> **TO DO**:
Pull out each line of the records holding the string "Obligasjonen".

> **EXERCISE DATA**:
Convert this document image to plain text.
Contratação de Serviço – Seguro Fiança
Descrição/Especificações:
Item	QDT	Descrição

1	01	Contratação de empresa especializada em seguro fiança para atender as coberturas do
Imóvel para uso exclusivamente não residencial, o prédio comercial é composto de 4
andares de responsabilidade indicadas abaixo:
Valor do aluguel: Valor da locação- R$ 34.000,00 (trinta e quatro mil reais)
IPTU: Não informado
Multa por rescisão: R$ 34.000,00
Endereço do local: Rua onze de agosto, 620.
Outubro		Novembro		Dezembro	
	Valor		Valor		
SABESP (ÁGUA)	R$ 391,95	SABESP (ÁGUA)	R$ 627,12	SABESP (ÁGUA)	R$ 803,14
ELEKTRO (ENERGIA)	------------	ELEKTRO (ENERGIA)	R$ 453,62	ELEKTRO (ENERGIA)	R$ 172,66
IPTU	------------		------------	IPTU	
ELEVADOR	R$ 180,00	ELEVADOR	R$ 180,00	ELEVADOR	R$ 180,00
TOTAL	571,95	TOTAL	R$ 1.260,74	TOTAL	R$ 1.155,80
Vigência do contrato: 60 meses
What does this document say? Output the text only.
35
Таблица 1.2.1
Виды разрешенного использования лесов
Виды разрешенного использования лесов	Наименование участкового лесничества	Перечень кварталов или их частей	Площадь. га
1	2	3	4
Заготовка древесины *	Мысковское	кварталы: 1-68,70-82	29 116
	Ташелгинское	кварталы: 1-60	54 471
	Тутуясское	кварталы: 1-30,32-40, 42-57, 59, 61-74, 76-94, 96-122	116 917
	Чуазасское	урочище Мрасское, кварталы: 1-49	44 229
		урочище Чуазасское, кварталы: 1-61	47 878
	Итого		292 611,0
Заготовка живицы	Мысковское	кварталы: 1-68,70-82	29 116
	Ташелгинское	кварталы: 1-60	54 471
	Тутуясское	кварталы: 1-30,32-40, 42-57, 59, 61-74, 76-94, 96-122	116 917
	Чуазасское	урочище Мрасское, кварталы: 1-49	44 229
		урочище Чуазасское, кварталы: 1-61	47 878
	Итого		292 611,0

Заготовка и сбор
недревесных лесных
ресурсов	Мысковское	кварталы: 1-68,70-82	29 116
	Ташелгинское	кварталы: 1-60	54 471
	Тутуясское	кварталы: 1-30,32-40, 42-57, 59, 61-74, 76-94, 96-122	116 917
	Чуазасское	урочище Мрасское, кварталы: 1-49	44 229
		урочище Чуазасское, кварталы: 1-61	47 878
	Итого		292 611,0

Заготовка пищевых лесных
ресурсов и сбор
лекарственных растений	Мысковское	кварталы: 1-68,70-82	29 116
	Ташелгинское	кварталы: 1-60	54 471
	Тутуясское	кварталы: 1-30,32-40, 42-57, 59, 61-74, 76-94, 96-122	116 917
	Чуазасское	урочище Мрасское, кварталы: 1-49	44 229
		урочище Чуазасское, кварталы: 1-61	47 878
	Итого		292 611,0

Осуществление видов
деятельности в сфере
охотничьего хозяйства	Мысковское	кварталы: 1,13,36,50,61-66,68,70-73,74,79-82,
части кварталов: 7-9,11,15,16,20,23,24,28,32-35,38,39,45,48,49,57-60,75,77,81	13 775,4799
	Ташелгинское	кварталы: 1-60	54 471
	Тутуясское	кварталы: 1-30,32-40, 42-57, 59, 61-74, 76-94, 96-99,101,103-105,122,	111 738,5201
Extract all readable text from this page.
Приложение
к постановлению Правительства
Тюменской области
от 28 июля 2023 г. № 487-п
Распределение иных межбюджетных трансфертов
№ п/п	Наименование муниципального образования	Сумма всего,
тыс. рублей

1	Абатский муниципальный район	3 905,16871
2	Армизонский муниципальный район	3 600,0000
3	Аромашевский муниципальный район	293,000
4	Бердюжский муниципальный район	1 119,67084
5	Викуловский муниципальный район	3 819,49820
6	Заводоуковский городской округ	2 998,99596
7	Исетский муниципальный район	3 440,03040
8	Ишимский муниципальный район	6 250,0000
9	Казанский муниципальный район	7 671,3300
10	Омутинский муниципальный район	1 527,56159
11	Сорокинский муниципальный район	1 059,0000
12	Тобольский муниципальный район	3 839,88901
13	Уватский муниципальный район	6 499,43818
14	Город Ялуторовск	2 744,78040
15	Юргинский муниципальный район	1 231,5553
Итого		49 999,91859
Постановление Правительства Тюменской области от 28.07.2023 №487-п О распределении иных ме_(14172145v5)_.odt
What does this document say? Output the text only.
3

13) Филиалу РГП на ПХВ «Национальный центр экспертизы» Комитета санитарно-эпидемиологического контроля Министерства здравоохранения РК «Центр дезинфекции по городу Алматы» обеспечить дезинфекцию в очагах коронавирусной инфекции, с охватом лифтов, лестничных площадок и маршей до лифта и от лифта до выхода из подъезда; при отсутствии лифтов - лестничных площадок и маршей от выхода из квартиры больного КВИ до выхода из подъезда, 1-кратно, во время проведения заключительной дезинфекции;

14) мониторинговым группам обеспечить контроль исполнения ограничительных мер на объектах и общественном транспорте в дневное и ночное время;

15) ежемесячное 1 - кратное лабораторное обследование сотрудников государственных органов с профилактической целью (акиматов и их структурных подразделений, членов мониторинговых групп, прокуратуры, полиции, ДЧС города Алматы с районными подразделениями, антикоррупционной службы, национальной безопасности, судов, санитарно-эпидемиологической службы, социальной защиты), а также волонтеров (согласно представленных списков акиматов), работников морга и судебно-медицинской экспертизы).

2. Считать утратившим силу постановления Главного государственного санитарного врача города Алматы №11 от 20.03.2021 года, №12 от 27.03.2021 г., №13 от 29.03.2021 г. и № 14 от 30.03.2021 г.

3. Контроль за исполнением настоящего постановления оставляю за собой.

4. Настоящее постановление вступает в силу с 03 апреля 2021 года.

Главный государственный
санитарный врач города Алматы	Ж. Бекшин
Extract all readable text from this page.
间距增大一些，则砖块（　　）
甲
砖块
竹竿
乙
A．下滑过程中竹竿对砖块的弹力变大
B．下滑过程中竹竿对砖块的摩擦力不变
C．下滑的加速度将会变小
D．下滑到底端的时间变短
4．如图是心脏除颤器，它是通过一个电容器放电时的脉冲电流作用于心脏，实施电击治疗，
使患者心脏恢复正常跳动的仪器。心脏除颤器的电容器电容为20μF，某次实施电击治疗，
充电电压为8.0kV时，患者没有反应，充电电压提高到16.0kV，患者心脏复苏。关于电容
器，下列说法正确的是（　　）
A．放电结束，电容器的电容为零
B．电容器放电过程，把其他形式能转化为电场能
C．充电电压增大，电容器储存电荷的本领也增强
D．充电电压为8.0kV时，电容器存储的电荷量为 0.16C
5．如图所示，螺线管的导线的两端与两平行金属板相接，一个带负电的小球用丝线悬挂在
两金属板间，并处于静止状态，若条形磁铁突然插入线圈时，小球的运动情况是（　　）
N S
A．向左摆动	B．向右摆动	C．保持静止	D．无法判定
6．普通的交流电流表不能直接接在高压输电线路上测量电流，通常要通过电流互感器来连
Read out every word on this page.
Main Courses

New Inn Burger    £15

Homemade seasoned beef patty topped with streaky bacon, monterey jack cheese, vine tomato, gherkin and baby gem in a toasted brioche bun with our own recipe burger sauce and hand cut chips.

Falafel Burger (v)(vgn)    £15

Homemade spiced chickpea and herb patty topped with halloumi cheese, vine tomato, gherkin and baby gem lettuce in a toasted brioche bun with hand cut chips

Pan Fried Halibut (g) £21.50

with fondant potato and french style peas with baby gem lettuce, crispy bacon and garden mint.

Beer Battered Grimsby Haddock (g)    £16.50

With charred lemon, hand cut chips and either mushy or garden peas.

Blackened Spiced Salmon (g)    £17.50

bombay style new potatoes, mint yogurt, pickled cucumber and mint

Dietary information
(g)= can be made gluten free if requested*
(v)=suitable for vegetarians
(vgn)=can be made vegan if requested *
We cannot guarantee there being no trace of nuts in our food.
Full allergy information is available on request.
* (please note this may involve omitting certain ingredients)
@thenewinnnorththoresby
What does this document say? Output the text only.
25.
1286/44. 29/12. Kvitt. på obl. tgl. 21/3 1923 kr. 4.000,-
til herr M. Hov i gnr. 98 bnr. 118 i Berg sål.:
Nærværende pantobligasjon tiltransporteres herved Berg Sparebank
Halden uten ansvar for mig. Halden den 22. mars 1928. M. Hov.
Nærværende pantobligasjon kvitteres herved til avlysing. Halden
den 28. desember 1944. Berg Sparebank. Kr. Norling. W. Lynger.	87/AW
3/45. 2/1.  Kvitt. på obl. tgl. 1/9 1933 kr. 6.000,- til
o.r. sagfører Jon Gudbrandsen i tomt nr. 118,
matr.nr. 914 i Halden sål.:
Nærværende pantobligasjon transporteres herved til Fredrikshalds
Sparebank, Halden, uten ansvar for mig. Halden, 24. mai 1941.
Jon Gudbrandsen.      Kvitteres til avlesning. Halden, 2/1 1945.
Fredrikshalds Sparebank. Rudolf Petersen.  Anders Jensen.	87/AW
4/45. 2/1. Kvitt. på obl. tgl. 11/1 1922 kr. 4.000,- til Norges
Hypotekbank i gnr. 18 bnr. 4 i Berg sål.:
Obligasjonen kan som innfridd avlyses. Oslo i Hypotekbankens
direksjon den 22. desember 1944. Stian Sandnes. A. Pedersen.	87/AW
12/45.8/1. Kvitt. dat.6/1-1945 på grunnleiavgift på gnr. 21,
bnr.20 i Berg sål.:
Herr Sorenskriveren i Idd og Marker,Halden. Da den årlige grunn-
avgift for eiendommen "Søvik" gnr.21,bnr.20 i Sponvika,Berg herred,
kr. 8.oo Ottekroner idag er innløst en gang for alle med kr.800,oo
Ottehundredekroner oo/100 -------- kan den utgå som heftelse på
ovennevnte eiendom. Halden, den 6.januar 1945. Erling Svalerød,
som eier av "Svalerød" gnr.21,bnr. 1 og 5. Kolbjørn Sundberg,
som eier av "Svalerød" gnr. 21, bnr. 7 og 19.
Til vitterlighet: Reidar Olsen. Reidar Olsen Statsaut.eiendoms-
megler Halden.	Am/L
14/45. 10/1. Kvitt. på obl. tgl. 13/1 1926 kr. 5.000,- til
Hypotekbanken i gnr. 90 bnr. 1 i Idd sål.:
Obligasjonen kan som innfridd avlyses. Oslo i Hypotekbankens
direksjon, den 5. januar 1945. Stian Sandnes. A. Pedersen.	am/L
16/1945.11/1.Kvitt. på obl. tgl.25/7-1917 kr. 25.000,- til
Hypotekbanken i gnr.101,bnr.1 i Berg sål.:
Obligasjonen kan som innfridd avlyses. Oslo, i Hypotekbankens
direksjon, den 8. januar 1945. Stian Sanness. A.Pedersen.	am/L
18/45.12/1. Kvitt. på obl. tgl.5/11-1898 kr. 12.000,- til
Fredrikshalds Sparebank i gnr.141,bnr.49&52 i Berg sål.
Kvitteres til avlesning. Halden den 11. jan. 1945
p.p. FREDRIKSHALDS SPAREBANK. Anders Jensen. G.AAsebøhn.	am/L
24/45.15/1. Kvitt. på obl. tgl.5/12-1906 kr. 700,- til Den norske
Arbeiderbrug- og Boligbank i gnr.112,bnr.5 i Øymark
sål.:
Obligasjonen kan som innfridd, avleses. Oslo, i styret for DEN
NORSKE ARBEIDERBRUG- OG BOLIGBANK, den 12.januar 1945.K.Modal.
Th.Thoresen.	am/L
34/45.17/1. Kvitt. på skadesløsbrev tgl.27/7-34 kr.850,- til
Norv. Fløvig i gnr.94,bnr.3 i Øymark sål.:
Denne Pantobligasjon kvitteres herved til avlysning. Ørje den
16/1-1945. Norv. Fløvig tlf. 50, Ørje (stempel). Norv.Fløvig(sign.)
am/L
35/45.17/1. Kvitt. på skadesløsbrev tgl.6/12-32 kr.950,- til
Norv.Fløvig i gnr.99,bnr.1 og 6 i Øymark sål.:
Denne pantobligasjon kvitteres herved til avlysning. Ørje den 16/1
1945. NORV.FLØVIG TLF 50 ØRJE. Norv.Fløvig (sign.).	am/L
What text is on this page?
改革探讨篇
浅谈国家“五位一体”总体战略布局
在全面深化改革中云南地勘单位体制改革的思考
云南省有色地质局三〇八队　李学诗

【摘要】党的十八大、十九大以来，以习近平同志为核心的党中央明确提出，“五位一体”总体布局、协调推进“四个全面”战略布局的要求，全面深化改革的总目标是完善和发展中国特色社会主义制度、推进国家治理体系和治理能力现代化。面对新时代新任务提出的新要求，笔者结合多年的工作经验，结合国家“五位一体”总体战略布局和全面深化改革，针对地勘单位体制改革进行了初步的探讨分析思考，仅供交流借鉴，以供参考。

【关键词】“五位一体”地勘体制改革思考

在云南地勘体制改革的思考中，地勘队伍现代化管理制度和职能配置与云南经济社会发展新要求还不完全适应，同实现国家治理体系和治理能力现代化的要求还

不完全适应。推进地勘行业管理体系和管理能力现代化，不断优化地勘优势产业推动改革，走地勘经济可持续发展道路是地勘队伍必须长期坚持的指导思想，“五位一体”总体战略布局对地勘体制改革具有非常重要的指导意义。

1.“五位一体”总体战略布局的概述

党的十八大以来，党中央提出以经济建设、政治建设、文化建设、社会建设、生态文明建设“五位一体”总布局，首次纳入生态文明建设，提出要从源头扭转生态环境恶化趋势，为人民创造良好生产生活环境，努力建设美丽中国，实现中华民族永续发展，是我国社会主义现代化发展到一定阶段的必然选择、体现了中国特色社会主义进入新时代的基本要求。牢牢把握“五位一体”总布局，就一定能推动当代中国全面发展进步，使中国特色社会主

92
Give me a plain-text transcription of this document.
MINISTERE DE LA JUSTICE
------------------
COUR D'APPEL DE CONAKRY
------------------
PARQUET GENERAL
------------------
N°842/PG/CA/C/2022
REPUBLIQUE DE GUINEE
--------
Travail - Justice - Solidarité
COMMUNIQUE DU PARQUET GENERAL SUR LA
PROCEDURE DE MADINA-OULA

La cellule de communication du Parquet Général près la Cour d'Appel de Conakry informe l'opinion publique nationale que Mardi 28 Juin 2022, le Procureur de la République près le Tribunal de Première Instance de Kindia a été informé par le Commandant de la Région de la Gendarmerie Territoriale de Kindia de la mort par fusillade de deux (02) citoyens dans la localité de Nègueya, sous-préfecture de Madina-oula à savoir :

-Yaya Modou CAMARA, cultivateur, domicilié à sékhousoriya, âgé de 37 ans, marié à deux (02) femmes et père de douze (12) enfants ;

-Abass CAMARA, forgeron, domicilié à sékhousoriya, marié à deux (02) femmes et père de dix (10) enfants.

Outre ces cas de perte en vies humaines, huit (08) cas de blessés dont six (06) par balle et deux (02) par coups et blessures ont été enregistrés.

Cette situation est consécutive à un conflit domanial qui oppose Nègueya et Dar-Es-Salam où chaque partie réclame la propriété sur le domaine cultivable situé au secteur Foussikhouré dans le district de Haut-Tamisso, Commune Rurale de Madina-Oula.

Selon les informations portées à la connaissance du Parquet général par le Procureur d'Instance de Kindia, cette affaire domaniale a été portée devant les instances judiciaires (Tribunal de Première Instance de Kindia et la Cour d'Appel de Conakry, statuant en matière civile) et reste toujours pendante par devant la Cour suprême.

> **EXERCISE OUTPUT**:
Obligasjonen kan som innfridd avlyses. Oslo i Hypotekbankens
Obligasjonen kan som innfridd avlyses. Oslo i Hypotekbankens
Obligasjonen kan som innfridd avlyses. Oslo, i Hypotekbankens
Obligasjonen kan som innfridd, avleses. Oslo, i styret for DEN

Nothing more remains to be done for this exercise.